Collected data
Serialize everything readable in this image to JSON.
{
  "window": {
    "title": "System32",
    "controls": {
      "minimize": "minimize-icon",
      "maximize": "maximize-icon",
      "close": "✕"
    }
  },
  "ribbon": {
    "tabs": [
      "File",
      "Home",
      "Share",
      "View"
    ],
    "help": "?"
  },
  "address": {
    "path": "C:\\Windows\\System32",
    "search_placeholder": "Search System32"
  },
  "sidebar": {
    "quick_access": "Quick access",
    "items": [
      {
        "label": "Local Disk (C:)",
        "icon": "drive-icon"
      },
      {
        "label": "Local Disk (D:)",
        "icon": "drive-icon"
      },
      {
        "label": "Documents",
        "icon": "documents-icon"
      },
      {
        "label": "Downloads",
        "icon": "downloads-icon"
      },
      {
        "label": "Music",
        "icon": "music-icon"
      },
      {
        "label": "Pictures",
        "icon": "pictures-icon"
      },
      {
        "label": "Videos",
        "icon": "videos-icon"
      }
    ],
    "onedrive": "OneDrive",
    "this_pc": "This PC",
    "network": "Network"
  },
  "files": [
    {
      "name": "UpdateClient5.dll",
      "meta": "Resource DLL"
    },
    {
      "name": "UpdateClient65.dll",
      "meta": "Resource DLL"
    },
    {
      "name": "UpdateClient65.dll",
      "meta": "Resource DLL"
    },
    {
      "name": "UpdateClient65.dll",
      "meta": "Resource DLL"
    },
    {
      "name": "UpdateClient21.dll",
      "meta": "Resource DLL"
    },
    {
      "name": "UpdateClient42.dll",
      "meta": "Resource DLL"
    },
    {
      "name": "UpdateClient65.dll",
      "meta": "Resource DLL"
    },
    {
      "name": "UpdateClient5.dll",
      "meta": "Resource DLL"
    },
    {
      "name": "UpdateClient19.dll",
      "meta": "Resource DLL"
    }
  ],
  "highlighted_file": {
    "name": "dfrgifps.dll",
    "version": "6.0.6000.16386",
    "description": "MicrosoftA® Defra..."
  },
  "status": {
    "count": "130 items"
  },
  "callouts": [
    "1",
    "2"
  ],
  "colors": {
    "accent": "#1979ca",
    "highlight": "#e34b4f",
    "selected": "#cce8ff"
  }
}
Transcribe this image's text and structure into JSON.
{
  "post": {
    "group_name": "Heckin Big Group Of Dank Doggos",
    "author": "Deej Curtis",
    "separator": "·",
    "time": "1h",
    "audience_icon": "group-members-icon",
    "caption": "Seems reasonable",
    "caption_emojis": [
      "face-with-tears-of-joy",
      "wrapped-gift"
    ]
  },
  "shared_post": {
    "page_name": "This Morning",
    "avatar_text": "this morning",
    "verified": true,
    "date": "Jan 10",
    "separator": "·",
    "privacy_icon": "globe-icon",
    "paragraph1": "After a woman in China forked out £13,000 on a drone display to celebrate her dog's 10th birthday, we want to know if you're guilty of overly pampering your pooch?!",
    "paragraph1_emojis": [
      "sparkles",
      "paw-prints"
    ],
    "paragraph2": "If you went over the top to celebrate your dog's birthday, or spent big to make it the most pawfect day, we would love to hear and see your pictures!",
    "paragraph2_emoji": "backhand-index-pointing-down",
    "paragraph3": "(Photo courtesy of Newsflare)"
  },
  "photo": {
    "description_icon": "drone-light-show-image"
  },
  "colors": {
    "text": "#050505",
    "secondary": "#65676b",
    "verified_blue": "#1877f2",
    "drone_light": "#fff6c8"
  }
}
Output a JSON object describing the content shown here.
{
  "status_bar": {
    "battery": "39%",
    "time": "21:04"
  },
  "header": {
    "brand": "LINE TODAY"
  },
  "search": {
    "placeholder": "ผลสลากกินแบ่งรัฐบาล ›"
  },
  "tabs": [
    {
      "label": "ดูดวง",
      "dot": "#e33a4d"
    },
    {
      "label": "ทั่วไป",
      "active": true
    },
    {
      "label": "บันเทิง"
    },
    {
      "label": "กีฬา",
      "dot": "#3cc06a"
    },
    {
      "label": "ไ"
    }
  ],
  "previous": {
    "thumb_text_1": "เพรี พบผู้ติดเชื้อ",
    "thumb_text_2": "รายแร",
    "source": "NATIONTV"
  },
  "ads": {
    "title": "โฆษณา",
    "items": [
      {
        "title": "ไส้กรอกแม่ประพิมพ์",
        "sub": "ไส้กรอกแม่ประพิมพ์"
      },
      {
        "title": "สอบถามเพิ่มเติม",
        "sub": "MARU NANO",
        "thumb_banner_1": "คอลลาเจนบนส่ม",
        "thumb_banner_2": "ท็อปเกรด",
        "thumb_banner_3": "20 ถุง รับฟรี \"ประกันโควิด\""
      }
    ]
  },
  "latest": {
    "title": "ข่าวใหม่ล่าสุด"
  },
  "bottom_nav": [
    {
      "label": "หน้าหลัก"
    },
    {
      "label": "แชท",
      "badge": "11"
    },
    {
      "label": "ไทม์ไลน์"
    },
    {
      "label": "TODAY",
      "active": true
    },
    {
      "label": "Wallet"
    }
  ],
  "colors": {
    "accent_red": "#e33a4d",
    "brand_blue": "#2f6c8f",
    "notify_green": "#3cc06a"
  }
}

Stated goal: Give a word-for-word copy of the records.

Reply:
Serialize everything readable in this image to JSON.
{
  "window": {
    "title": "System32",
    "controls": {
      "minimize": "minimize-icon",
      "maximize": "maximize-icon",
      "close": "✕"
    }
  },
  "ribbon": {
    "tabs": [
      "File",
      "Home",
      "Share",
      "View"
    ],
    "help": "?"
  },
  "address": {
    "path": "C:\\Windows\\System32",
    "search_placeholder": "Search System32"
  },
  "sidebar": {
    "quick_access": "Quick access",
    "items": [
      {
        "label": "Local Disk (C:)",
        "icon": "drive-icon"
      },
      {
        "label": "Local Disk (D:)",
        "icon": "drive-icon"
      },
      {
        "label": "Documents",
        "icon": "documents-icon"
      },
      {
        "label": "Downloads",
        "icon": "downloads-icon"
      },
      {
        "label": "Music",
        "icon": "music-icon"
      },
      {
        "label": "Pictures",
        "icon": "pictures-icon"
      },
      {
        "label": "Videos",
        "icon": "videos-icon"
      }
    ],
    "onedrive": "OneDrive",
    "this_pc": "This PC",
    "network": "Network"
  },
  "files": [
    {
      "name": "UpdateClient5.dll",
      "meta": "Resource DLL"
    },
    {
      "name": "UpdateClient65.dll",
      "meta": "Resource DLL"
    },
    {
      "name": "UpdateClient65.dll",
      "meta": "Resource DLL"
    },
    {
      "name": "UpdateClient65.dll",
      "meta": "Resource DLL"
    },
    {
      "name": "UpdateClient21.dll",
      "meta": "Resource DLL"
    },
    {
      "name": "UpdateClient42.dll",
      "meta": "Resource DLL"
    },
    {
      "name": "UpdateClient65.dll",
      "meta": "Resource DLL"
    },
    {
      "name": "UpdateClient5.dll",
      "meta": "Resource DLL"
    },
    {
      "name": "UpdateClient19.dll",
      "meta": "Resource DLL"
    }
  ],
  "highlighted_file": {
    "name": "dfrgifps.dll",
    "version": "6.0.6000.16386",
    "description": "MicrosoftA® Defra..."
  },
  "status": {
    "count": "130 items"
  },
  "callouts": [
    "1",
    "2"
  ],
  "colors": {
    "accent": "#1979ca",
    "highlight": "#e34b4f",
    "selected": "#cce8ff"
  }
}
Transcribe this image's text and structure into JSON.
{
  "post": {
    "group_name": "Heckin Big Group Of Dank Doggos",
    "author": "Deej Curtis",
    "separator": "·",
    "time": "1h",
    "audience_icon": "group-members-icon",
    "caption": "Seems reasonable",
    "caption_emojis": [
      "face-with-tears-of-joy",
      "wrapped-gift"
    ]
  },
  "shared_post": {
    "page_name": "This Morning",
    "avatar_text": "this morning",
    "verified": true,
    "date": "Jan 10",
    "separator": "·",
    "privacy_icon": "globe-icon",
    "paragraph1": "After a woman in China forked out £13,000 on a drone display to celebrate her dog's 10th birthday, we want to know if you're guilty of overly pampering your pooch?!",
    "paragraph1_emojis": [
      "sparkles",
      "paw-prints"
    ],
    "paragraph2": "If you went over the top to celebrate your dog's birthday, or spent big to make it the most pawfect day, we would love to hear and see your pictures!",
    "paragraph2_emoji": "backhand-index-pointing-down",
    "paragraph3": "(Photo courtesy of Newsflare)"
  },
  "photo": {
    "description_icon": "drone-light-show-image"
  },
  "colors": {
    "text": "#050505",
    "secondary": "#65676b",
    "verified_blue": "#1877f2",
    "drone_light": "#fff6c8"
  }
}
Output a JSON object describing the content shown here.
{
  "status_bar": {
    "battery": "39%",
    "time": "21:04"
  },
  "header": {
    "brand": "LINE TODAY"
  },
  "search": {
    "placeholder": "ผลสลากกินแบ่งรัฐบาล ›"
  },
  "tabs": [
    {
      "label": "ดูดวง",
      "dot": "#e33a4d"
    },
    {
      "label": "ทั่วไป",
      "active": true
    },
    {
      "label": "บันเทิง"
    },
    {
      "label": "กีฬา",
      "dot": "#3cc06a"
    },
    {
      "label": "ไ"
    }
  ],
  "previous": {
    "thumb_text_1": "เพรี พบผู้ติดเชื้อ",
    "thumb_text_2": "รายแร",
    "source": "NATIONTV"
  },
  "ads": {
    "title": "โฆษณา",
    "items": [
      {
        "title": "ไส้กรอกแม่ประพิมพ์",
        "sub": "ไส้กรอกแม่ประพิมพ์"
      },
      {
        "title": "สอบถามเพิ่มเติม",
        "sub": "MARU NANO",
        "thumb_banner_1": "คอลลาเจนบนส่ม",
        "thumb_banner_2": "ท็อปเกรด",
        "thumb_banner_3": "20 ถุง รับฟรี \"ประกันโควิด\""
      }
    ]
  },
  "latest": {
    "title": "ข่าวใหม่ล่าสุด"
  },
  "bottom_nav": [
    {
      "label": "หน้าหลัก"
    },
    {
      "label": "แชท",
      "badge": "11"
    },
    {
      "label": "ไทม์ไลน์"
    },
    {
      "label": "TODAY",
      "active": true
    },
    {
      "label": "Wallet"
    }
  ],
  "colors": {
    "accent_red": "#e33a4d",
    "brand_blue": "#2f6c8f",
    "notify_green": "#3cc06a"
  }
}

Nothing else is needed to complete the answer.